>> begin SOURCE RECORDS
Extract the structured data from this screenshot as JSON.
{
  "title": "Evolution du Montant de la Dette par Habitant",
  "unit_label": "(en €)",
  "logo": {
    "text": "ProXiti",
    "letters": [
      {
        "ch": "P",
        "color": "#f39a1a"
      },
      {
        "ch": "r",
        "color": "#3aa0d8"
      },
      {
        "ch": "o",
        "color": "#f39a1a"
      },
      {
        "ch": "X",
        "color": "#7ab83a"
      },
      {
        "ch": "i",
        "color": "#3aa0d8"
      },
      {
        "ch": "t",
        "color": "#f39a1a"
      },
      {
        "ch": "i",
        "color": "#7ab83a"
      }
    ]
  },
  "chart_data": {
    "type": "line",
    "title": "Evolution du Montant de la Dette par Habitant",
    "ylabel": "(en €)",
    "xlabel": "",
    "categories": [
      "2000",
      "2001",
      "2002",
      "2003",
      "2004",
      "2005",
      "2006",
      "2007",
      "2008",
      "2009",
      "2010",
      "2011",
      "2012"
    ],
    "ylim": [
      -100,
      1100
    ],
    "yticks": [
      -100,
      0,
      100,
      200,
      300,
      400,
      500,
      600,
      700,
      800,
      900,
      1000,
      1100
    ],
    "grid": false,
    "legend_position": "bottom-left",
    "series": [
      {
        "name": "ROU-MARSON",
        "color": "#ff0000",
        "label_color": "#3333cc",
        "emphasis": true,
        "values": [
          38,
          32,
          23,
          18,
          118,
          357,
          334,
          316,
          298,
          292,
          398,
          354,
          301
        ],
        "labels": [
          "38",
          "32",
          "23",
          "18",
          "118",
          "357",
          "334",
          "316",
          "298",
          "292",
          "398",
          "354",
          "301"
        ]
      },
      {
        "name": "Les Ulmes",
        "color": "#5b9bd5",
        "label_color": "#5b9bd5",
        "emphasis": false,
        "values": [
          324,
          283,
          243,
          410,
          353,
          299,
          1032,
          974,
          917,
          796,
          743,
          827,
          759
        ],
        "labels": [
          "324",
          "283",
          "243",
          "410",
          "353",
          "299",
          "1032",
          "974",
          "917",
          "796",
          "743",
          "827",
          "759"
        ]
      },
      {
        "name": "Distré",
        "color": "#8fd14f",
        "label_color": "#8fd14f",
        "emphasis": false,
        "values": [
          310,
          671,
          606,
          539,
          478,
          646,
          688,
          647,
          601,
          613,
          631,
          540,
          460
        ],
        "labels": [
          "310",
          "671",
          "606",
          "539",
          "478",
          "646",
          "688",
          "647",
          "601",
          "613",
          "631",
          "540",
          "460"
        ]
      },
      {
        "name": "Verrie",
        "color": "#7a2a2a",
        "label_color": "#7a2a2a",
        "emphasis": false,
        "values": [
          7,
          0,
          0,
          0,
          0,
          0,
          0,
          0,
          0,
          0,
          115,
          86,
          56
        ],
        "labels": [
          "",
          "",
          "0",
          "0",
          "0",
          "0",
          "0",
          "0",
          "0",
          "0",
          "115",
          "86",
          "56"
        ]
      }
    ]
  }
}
>> end SOURCE RECORDS
>> begin SOURCE RECORDS
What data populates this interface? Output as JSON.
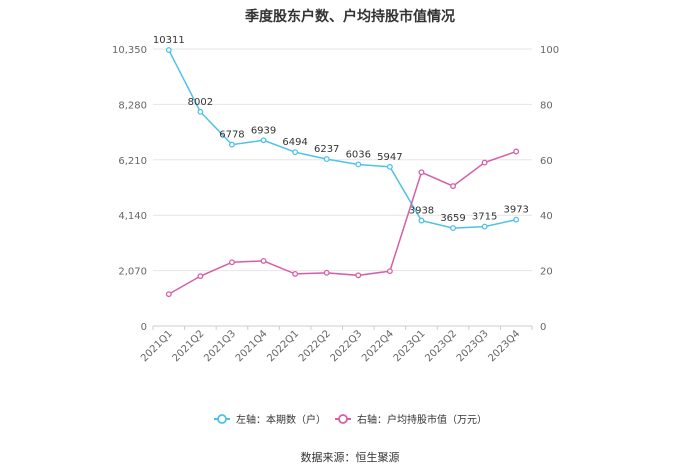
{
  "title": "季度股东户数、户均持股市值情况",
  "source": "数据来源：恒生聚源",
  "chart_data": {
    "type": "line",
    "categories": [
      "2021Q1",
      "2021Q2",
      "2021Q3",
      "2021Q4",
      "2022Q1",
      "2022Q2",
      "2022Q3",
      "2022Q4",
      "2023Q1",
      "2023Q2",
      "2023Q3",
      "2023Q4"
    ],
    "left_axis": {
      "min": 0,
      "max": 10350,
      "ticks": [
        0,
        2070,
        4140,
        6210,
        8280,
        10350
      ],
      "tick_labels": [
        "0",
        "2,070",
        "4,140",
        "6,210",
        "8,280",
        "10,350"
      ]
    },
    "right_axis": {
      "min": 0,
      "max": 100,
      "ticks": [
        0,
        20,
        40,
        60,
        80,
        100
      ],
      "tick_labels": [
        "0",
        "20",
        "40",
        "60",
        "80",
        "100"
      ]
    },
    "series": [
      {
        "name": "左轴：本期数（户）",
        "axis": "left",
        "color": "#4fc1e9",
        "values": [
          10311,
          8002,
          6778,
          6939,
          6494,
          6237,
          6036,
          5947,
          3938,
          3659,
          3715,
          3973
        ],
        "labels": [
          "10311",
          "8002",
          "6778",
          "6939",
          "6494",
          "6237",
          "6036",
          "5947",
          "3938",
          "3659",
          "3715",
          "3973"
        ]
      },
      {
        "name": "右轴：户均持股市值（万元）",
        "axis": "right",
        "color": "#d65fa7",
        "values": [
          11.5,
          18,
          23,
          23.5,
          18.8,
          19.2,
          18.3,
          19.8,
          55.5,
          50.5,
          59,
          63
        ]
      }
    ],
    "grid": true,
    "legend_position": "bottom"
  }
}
>> end SOURCE RECORDS
◆ INSTRUCTIONS FOR THE TASK ◆
Search the listing for the string "Montant". Copy each line where it turns up.

◆ RESULT FOR THIS TASK ◆
  "title": "Evolution du Montant de la Dette par Habitant",
    "title": "Evolution du Montant de la Dette par Habitant",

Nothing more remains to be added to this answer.